[Dataset items]
::::

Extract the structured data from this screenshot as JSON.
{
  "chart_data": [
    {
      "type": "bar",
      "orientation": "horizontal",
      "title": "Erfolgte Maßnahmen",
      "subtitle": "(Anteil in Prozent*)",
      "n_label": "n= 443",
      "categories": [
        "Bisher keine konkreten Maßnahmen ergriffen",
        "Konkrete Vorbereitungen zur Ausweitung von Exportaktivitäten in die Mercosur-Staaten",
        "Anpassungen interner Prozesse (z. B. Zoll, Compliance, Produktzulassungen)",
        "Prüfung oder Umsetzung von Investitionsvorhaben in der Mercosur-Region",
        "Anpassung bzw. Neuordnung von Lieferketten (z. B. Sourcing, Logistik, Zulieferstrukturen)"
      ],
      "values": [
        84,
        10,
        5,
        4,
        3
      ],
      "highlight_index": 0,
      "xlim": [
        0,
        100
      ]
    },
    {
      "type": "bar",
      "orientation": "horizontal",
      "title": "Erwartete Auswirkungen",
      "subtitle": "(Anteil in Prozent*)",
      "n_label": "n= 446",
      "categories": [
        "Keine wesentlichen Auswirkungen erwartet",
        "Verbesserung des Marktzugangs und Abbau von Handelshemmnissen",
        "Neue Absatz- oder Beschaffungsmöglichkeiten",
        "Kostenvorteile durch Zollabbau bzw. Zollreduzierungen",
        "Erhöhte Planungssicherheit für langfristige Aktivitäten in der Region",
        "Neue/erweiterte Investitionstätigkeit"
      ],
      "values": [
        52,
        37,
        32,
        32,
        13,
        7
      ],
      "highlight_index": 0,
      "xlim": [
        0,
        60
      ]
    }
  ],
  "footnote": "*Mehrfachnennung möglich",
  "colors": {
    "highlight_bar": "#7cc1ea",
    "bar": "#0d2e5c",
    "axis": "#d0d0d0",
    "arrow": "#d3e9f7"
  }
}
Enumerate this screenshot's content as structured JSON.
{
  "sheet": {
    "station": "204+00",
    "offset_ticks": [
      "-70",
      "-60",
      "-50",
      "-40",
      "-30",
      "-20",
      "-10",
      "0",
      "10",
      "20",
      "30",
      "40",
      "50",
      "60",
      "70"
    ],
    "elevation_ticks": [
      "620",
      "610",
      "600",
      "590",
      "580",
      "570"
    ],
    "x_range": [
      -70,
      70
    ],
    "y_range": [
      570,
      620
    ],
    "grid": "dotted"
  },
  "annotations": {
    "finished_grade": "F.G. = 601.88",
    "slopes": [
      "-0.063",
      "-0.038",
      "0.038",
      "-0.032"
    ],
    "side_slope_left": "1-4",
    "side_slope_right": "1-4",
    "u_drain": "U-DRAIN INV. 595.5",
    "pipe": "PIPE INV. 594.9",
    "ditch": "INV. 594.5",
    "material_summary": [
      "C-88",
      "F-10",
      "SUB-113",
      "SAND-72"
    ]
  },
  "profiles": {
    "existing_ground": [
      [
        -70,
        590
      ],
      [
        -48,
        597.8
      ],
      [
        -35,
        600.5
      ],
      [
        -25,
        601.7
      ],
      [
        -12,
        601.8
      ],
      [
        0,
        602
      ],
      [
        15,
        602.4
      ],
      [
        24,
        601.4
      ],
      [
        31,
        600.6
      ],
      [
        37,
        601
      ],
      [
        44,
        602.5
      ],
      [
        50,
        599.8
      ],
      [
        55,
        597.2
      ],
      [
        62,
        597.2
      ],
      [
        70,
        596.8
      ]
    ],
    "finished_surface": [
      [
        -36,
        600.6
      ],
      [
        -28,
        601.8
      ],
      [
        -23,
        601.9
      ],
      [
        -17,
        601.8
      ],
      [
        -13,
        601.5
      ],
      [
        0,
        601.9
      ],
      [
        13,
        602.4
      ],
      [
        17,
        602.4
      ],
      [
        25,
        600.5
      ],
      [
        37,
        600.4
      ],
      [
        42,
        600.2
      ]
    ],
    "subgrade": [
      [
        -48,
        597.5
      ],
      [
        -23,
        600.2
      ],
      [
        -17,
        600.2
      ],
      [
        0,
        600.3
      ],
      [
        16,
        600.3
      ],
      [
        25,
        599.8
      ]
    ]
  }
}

::::

**Goal**
Using the listing above, work out how many of its lines include "Neue", and give only the result.

**Full output**
2